##### Dataset #####

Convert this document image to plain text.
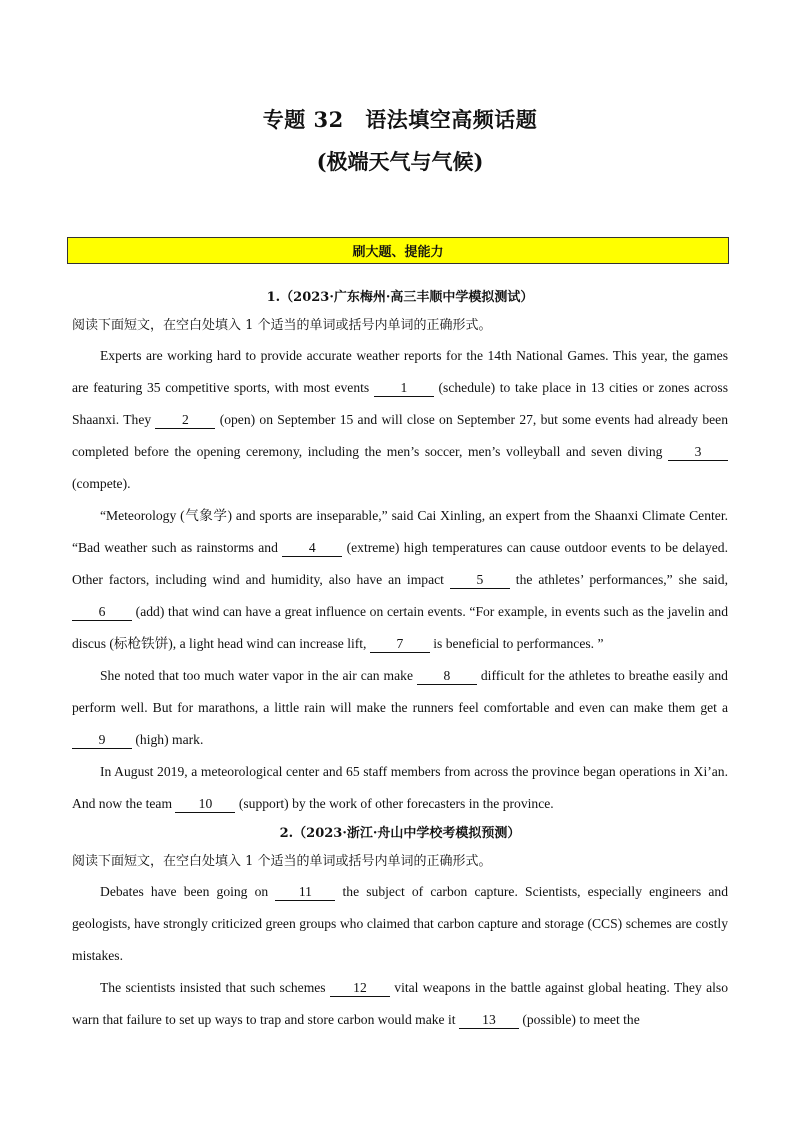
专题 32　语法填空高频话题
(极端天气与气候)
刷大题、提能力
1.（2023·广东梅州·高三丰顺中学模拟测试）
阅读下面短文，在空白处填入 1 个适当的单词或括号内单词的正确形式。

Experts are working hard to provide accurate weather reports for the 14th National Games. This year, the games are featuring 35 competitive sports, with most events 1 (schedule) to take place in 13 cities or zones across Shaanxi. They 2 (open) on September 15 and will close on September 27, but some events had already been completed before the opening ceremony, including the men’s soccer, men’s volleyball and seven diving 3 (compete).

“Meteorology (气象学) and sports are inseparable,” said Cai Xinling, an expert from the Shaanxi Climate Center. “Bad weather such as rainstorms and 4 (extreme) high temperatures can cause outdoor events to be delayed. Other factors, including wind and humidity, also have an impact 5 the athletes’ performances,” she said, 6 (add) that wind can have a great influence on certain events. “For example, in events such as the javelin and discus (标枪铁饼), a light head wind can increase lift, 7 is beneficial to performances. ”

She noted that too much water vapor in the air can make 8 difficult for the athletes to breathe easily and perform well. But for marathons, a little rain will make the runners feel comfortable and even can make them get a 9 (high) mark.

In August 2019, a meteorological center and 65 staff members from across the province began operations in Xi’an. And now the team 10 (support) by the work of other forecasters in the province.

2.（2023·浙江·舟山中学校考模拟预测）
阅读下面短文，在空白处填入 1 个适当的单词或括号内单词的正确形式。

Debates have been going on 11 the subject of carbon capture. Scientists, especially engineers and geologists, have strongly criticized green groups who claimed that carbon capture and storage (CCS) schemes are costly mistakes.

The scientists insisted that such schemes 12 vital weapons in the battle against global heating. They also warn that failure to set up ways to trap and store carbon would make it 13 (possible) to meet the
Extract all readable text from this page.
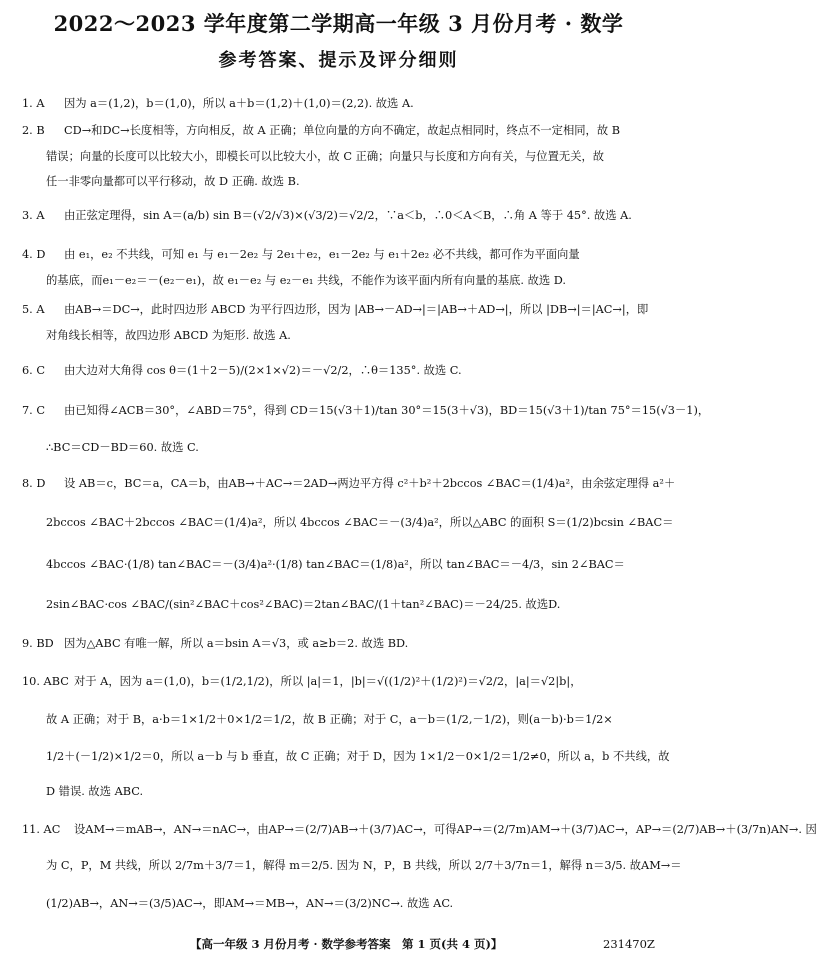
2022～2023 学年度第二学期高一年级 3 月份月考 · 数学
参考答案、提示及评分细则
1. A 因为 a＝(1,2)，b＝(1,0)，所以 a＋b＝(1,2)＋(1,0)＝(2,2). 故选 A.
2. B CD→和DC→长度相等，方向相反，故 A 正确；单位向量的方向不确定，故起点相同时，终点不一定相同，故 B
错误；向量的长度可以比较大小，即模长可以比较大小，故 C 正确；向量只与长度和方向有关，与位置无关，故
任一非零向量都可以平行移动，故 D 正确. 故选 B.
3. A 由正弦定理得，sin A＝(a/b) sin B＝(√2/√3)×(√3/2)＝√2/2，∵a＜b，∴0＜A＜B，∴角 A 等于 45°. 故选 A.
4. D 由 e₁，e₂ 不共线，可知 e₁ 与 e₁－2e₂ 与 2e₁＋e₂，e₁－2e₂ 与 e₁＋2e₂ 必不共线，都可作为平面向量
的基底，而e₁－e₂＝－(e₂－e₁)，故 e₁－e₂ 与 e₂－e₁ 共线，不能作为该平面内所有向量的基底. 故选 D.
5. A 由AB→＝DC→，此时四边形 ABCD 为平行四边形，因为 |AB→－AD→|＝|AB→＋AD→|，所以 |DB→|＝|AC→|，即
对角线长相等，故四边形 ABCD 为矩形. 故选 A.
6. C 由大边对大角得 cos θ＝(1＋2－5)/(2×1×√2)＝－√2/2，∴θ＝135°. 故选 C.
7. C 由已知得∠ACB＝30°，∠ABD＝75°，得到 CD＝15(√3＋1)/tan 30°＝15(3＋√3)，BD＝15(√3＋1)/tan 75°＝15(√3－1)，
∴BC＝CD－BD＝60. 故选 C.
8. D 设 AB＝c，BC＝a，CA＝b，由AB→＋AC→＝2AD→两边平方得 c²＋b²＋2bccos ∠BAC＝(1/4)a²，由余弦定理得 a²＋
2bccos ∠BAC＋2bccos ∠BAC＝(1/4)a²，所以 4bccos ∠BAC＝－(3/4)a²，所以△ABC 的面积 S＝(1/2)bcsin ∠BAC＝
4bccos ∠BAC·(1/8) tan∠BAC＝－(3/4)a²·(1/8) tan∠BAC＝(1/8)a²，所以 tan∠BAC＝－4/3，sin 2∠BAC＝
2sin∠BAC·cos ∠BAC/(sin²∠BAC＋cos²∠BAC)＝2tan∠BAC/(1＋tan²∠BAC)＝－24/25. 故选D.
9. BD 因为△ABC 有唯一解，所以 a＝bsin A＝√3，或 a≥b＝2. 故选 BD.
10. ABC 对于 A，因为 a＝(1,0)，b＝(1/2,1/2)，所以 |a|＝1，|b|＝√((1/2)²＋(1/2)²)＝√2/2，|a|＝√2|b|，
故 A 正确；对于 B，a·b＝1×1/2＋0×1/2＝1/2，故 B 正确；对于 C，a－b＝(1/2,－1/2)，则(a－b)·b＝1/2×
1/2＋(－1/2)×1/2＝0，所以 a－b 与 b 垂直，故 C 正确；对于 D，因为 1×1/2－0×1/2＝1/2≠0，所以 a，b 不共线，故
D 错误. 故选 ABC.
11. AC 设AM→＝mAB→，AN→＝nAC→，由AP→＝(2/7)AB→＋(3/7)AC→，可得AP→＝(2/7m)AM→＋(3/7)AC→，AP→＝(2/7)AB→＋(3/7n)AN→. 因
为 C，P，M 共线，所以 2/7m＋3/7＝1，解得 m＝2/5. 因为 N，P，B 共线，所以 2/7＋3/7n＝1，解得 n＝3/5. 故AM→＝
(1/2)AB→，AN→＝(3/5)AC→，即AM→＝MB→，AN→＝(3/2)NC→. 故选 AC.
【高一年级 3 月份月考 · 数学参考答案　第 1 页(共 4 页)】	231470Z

#####
##### Dataset #####

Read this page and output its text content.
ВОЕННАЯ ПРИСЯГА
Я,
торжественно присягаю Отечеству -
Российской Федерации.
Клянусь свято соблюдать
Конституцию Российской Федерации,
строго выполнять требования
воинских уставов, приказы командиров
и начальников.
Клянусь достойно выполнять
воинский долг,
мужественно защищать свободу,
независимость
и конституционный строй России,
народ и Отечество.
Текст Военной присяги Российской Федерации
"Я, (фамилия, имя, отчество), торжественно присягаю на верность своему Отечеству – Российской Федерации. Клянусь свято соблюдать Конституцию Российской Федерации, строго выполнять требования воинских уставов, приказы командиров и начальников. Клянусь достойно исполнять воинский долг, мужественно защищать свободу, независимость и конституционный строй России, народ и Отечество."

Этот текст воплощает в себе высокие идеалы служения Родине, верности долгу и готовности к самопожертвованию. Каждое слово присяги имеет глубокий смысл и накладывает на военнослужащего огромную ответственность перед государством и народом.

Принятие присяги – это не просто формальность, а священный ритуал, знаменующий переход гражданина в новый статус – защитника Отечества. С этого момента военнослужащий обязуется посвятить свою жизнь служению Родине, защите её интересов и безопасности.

#####

■ **Your goal**: What is the number of lines that hold the string "строго"? Reply with that number alone.

■ **Final result**: 2